| Data provided |

** BEGIN **

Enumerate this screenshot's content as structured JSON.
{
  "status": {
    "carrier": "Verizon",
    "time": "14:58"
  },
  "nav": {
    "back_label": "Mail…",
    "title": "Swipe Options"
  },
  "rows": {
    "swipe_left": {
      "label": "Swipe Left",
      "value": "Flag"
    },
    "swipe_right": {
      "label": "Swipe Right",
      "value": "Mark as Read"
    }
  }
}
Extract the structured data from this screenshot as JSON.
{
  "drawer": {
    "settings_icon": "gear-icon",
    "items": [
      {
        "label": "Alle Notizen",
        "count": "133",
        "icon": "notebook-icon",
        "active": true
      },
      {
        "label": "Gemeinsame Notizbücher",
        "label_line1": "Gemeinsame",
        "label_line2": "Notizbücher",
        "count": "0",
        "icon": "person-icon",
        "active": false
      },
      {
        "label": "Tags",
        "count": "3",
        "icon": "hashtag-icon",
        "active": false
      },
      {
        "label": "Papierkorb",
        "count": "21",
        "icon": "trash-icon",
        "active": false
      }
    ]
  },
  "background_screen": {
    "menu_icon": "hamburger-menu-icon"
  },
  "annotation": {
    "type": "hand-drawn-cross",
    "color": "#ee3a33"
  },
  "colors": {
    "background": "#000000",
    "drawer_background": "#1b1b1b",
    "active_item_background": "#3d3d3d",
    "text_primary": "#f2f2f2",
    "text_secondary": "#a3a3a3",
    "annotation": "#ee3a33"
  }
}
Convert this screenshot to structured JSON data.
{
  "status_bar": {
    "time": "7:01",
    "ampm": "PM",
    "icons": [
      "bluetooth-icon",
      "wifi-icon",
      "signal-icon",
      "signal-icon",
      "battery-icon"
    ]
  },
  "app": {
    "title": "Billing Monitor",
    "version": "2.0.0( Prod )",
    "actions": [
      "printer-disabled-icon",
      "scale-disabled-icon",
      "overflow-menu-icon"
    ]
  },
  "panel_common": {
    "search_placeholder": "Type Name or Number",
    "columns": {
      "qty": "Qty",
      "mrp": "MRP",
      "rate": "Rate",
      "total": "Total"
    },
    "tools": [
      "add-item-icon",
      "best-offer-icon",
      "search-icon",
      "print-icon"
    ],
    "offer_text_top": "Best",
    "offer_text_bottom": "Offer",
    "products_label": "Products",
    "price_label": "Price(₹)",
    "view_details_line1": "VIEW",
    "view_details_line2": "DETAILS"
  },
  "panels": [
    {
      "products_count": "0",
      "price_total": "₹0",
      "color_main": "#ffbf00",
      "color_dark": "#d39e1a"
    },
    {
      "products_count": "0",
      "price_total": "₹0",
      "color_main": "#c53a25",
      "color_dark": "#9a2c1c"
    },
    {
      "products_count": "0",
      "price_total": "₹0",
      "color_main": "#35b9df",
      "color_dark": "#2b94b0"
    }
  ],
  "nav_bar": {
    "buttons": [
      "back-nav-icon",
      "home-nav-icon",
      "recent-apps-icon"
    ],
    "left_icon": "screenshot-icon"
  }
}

** END **

| Set task |
Write out all the entries exactly.

| Exercise output |
Enumerate this screenshot's content as structured JSON.
{
  "status": {
    "carrier": "Verizon",
    "time": "14:58"
  },
  "nav": {
    "back_label": "Mail…",
    "title": "Swipe Options"
  },
  "rows": {
    "swipe_left": {
      "label": "Swipe Left",
      "value": "Flag"
    },
    "swipe_right": {
      "label": "Swipe Right",
      "value": "Mark as Read"
    }
  }
}
Extract the structured data from this screenshot as JSON.
{
  "drawer": {
    "settings_icon": "gear-icon",
    "items": [
      {
        "label": "Alle Notizen",
        "count": "133",
        "icon": "notebook-icon",
        "active": true
      },
      {
        "label": "Gemeinsame Notizbücher",
        "label_line1": "Gemeinsame",
        "label_line2": "Notizbücher",
        "count": "0",
        "icon": "person-icon",
        "active": false
      },
      {
        "label": "Tags",
        "count": "3",
        "icon": "hashtag-icon",
        "active": false
      },
      {
        "label": "Papierkorb",
        "count": "21",
        "icon": "trash-icon",
        "active": false
      }
    ]
  },
  "background_screen": {
    "menu_icon": "hamburger-menu-icon"
  },
  "annotation": {
    "type": "hand-drawn-cross",
    "color": "#ee3a33"
  },
  "colors": {
    "background": "#000000",
    "drawer_background": "#1b1b1b",
    "active_item_background": "#3d3d3d",
    "text_primary": "#f2f2f2",
    "text_secondary": "#a3a3a3",
    "annotation": "#ee3a33"
  }
}
Convert this screenshot to structured JSON data.
{
  "status_bar": {
    "time": "7:01",
    "ampm": "PM",
    "icons": [
      "bluetooth-icon",
      "wifi-icon",
      "signal-icon",
      "signal-icon",
      "battery-icon"
    ]
  },
  "app": {
    "title": "Billing Monitor",
    "version": "2.0.0( Prod )",
    "actions": [
      "printer-disabled-icon",
      "scale-disabled-icon",
      "overflow-menu-icon"
    ]
  },
  "panel_common": {
    "search_placeholder": "Type Name or Number",
    "columns": {
      "qty": "Qty",
      "mrp": "MRP",
      "rate": "Rate",
      "total": "Total"
    },
    "tools": [
      "add-item-icon",
      "best-offer-icon",
      "search-icon",
      "print-icon"
    ],
    "offer_text_top": "Best",
    "offer_text_bottom": "Offer",
    "products_label": "Products",
    "price_label": "Price(₹)",
    "view_details_line1": "VIEW",
    "view_details_line2": "DETAILS"
  },
  "panels": [
    {
      "products_count": "0",
      "price_total": "₹0",
      "color_main": "#ffbf00",
      "color_dark": "#d39e1a"
    },
    {
      "products_count": "0",
      "price_total": "₹0",
      "color_main": "#c53a25",
      "color_dark": "#9a2c1c"
    },
    {
      "products_count": "0",
      "price_total": "₹0",
      "color_main": "#35b9df",
      "color_dark": "#2b94b0"
    }
  ],
  "nav_bar": {
    "buttons": [
      "back-nav-icon",
      "home-nav-icon",
      "recent-apps-icon"
    ],
    "left_icon": "screenshot-icon"
  }
}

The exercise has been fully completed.